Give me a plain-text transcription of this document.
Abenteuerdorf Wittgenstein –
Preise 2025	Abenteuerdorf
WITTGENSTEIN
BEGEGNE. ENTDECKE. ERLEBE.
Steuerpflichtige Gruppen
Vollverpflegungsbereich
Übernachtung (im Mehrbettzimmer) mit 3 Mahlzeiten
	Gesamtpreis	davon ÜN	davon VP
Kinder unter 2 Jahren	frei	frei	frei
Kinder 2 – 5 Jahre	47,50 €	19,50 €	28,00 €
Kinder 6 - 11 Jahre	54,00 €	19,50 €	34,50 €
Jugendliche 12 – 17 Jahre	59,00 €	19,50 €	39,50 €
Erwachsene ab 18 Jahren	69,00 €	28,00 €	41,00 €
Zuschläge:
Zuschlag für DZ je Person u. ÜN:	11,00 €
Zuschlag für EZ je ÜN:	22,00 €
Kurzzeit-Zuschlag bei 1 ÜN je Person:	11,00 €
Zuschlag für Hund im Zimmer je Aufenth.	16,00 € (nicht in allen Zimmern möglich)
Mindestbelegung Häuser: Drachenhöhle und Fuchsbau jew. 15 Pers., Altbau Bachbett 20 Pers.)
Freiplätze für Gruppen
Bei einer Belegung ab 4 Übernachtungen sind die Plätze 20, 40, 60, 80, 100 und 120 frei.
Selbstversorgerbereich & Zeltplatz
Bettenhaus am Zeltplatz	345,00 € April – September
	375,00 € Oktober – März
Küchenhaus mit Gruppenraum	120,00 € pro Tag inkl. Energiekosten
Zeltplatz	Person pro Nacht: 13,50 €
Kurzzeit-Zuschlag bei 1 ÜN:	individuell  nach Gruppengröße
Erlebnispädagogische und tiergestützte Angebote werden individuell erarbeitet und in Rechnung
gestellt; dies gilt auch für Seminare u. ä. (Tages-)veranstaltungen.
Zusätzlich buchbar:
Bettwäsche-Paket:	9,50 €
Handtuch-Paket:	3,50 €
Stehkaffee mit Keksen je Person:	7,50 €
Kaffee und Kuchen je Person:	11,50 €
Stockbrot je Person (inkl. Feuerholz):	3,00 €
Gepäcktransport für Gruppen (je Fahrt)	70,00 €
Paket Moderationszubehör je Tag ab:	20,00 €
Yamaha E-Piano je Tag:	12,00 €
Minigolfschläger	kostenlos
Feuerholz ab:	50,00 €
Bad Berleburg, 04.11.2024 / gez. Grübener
====
-- Instructions for the task --
Write out every record verbatim.

-- Complete output --
Give me a plain-text transcription of this document.
Abenteuerdorf Wittgenstein –
Preise 2025	Abenteuerdorf
WITTGENSTEIN
BEGEGNE. ENTDECKE. ERLEBE.
Steuerpflichtige Gruppen
Vollverpflegungsbereich
Übernachtung (im Mehrbettzimmer) mit 3 Mahlzeiten
	Gesamtpreis	davon ÜN	davon VP
Kinder unter 2 Jahren	frei	frei	frei
Kinder 2 – 5 Jahre	47,50 €	19,50 €	28,00 €
Kinder 6 - 11 Jahre	54,00 €	19,50 €	34,50 €
Jugendliche 12 – 17 Jahre	59,00 €	19,50 €	39,50 €
Erwachsene ab 18 Jahren	69,00 €	28,00 €	41,00 €
Zuschläge:
Zuschlag für DZ je Person u. ÜN:	11,00 €
Zuschlag für EZ je ÜN:	22,00 €
Kurzzeit-Zuschlag bei 1 ÜN je Person:	11,00 €
Zuschlag für Hund im Zimmer je Aufenth.	16,00 € (nicht in allen Zimmern möglich)
Mindestbelegung Häuser: Drachenhöhle und Fuchsbau jew. 15 Pers., Altbau Bachbett 20 Pers.)
Freiplätze für Gruppen
Bei einer Belegung ab 4 Übernachtungen sind die Plätze 20, 40, 60, 80, 100 und 120 frei.
Selbstversorgerbereich & Zeltplatz
Bettenhaus am Zeltplatz	345,00 € April – September
	375,00 € Oktober – März
Küchenhaus mit Gruppenraum	120,00 € pro Tag inkl. Energiekosten
Zeltplatz	Person pro Nacht: 13,50 €
Kurzzeit-Zuschlag bei 1 ÜN:	individuell  nach Gruppengröße
Erlebnispädagogische und tiergestützte Angebote werden individuell erarbeitet und in Rechnung
gestellt; dies gilt auch für Seminare u. ä. (Tages-)veranstaltungen.
Zusätzlich buchbar:
Bettwäsche-Paket:	9,50 €
Handtuch-Paket:	3,50 €
Stehkaffee mit Keksen je Person:	7,50 €
Kaffee und Kuchen je Person:	11,50 €
Stockbrot je Person (inkl. Feuerholz):	3,00 €
Gepäcktransport für Gruppen (je Fahrt)	70,00 €
Paket Moderationszubehör je Tag ab:	20,00 €
Yamaha E-Piano je Tag:	12,00 €
Minigolfschläger	kostenlos
Feuerholz ab:	50,00 €
Bad Berleburg, 04.11.2024 / gez. Grübener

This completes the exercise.